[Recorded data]
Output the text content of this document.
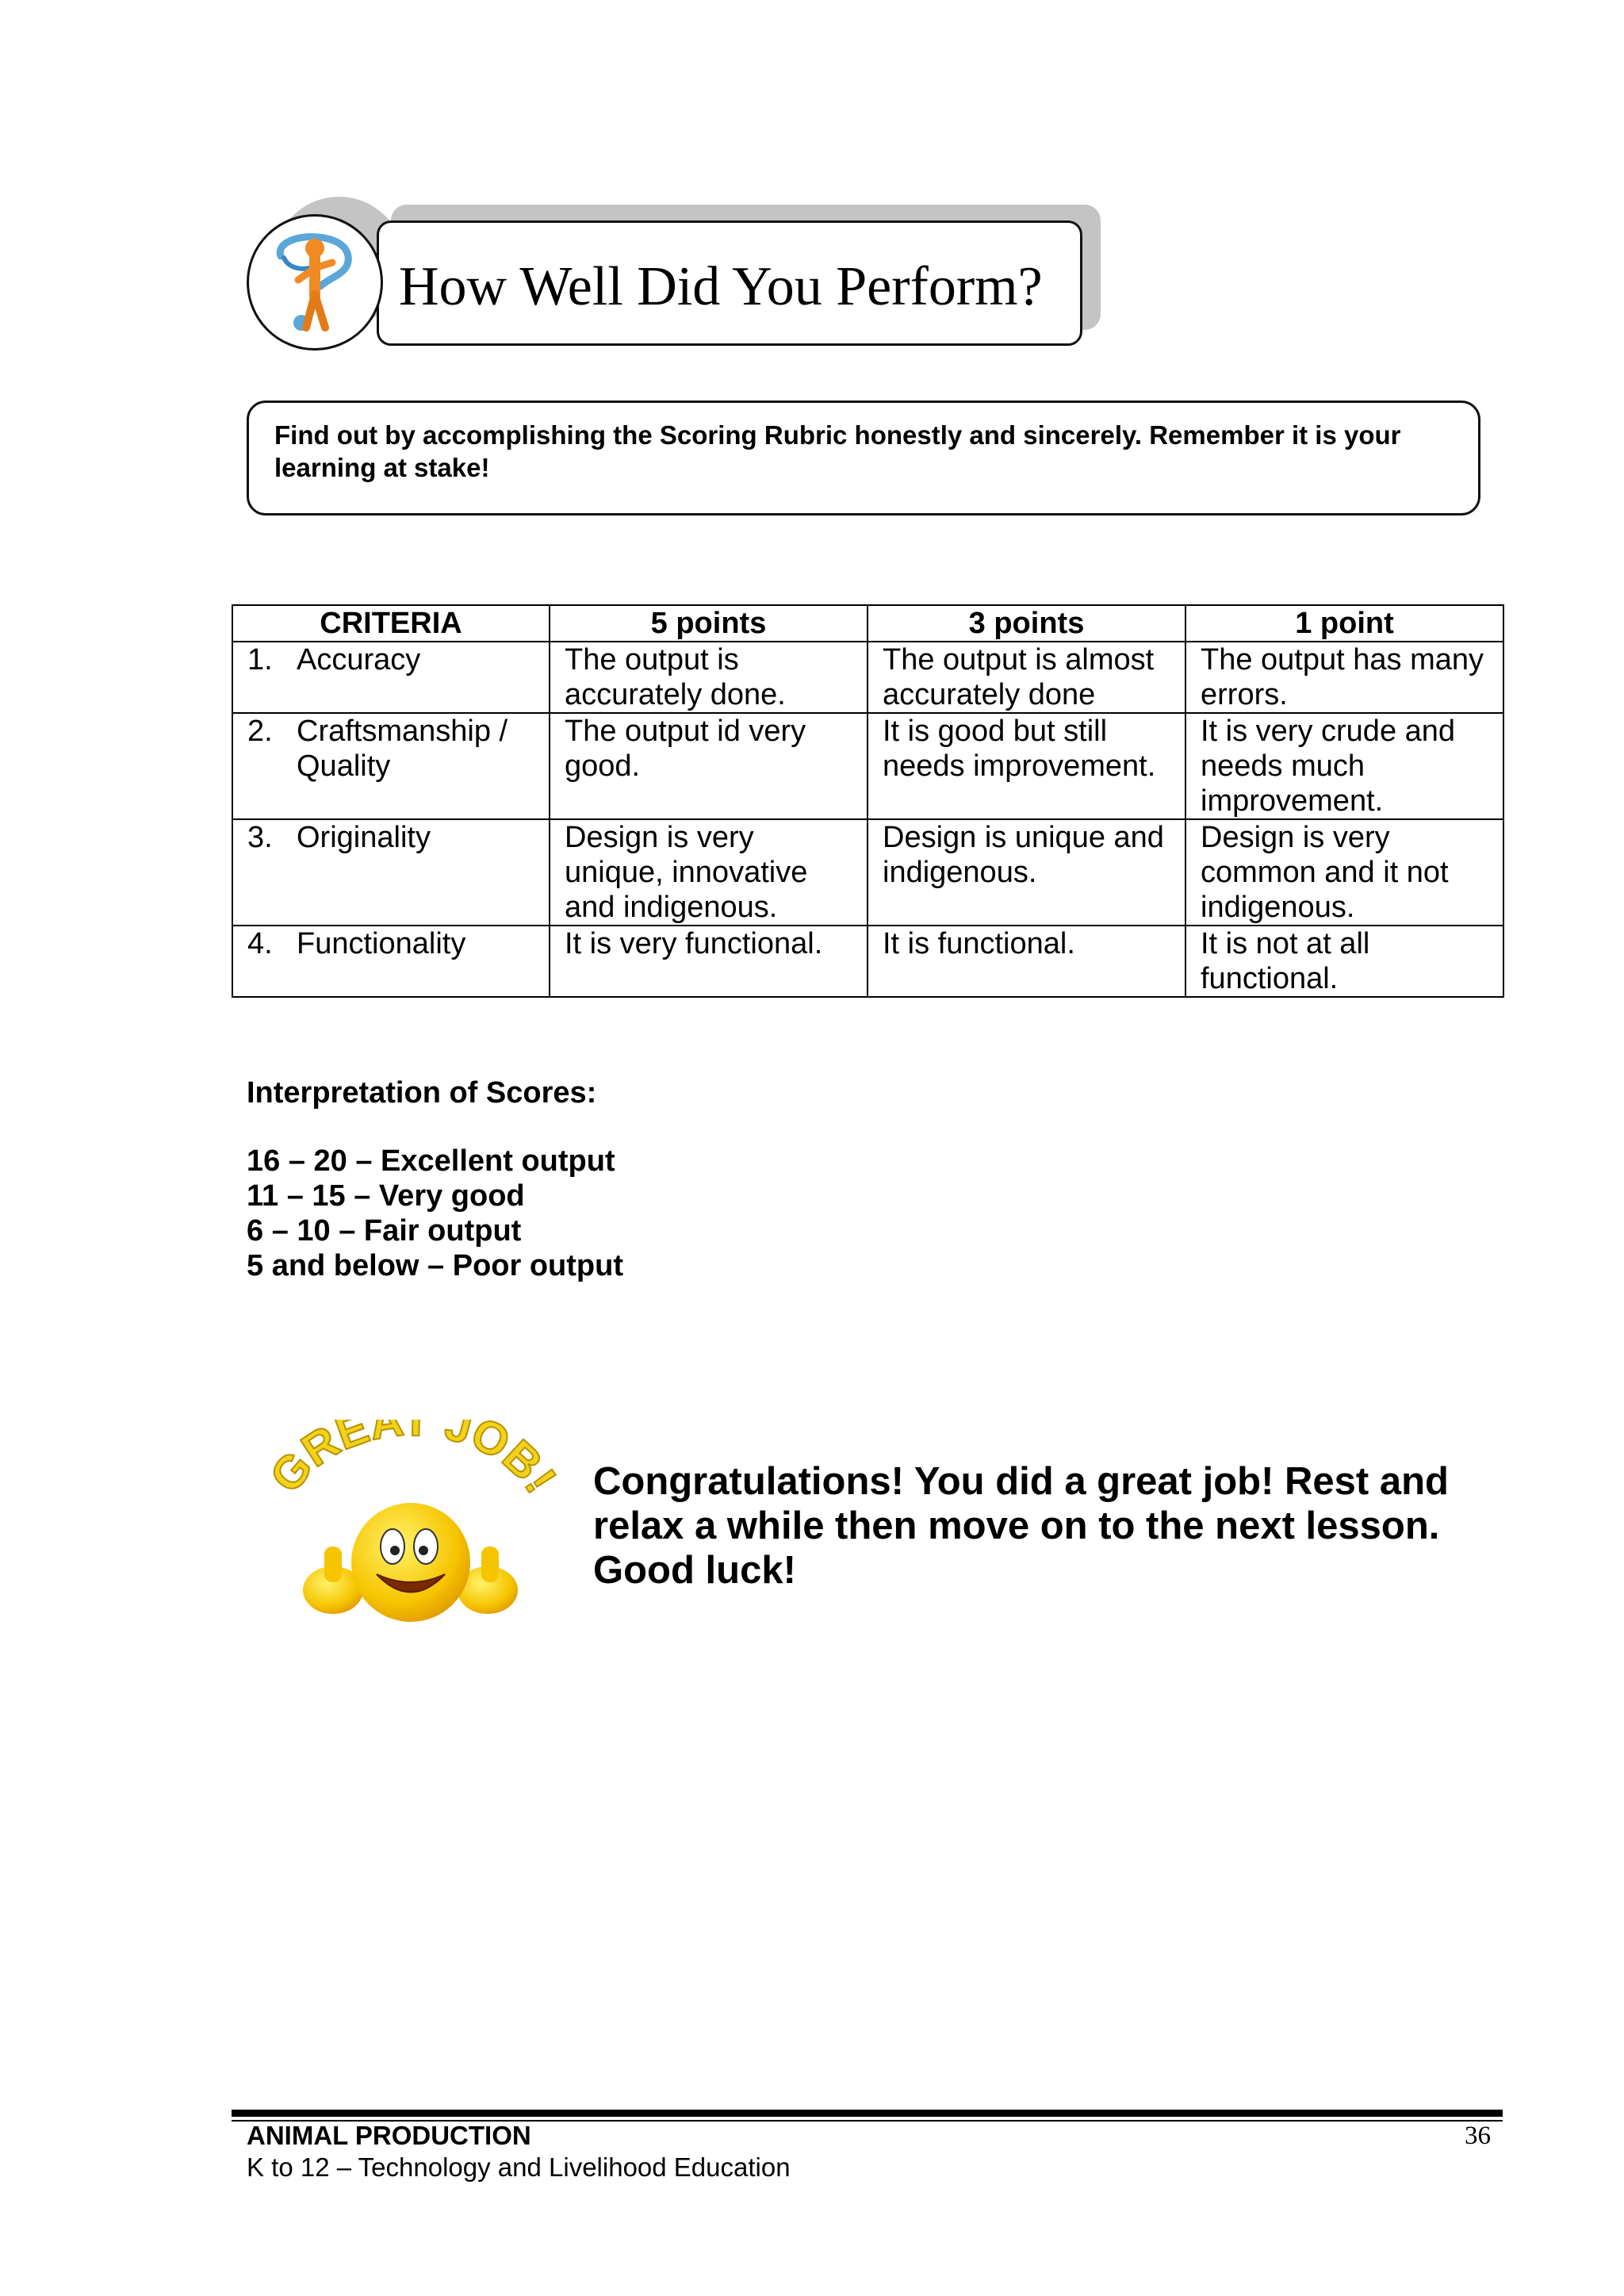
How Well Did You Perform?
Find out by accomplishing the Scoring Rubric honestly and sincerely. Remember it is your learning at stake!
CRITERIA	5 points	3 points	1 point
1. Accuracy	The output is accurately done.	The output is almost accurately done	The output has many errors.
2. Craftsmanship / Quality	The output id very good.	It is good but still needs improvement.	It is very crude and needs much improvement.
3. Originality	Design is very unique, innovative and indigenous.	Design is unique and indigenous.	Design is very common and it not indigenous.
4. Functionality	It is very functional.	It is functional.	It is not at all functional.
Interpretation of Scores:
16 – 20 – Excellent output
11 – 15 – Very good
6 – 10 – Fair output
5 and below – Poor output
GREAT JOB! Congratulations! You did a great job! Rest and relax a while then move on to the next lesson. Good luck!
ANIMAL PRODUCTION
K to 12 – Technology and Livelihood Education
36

■ **Your task**:
Copy the data word for word. Pictures do not go in the copy.

■ **Answer below**:
Output the text content of this document.
How Well Did You Perform?
Find out by accomplishing the Scoring Rubric honestly and sincerely. Remember it is your learning at stake!
CRITERIA	5 points	3 points	1 point
1. Accuracy	The output is accurately done.	The output is almost accurately done	The output has many errors.
2. Craftsmanship / Quality	The output id very good.	It is good but still needs improvement.	It is very crude and needs much improvement.
3. Originality	Design is very unique, innovative and indigenous.	Design is unique and indigenous.	Design is very common and it not indigenous.
4. Functionality	It is very functional.	It is functional.	It is not at all functional.
Interpretation of Scores:
16 – 20 – Excellent output
11 – 15 – Very good
6 – 10 – Fair output
5 and below – Poor output
GREAT JOB! Congratulations! You did a great job! Rest and relax a while then move on to the next lesson. Good luck!
ANIMAL PRODUCTION
K to 12 – Technology and Livelihood Education
36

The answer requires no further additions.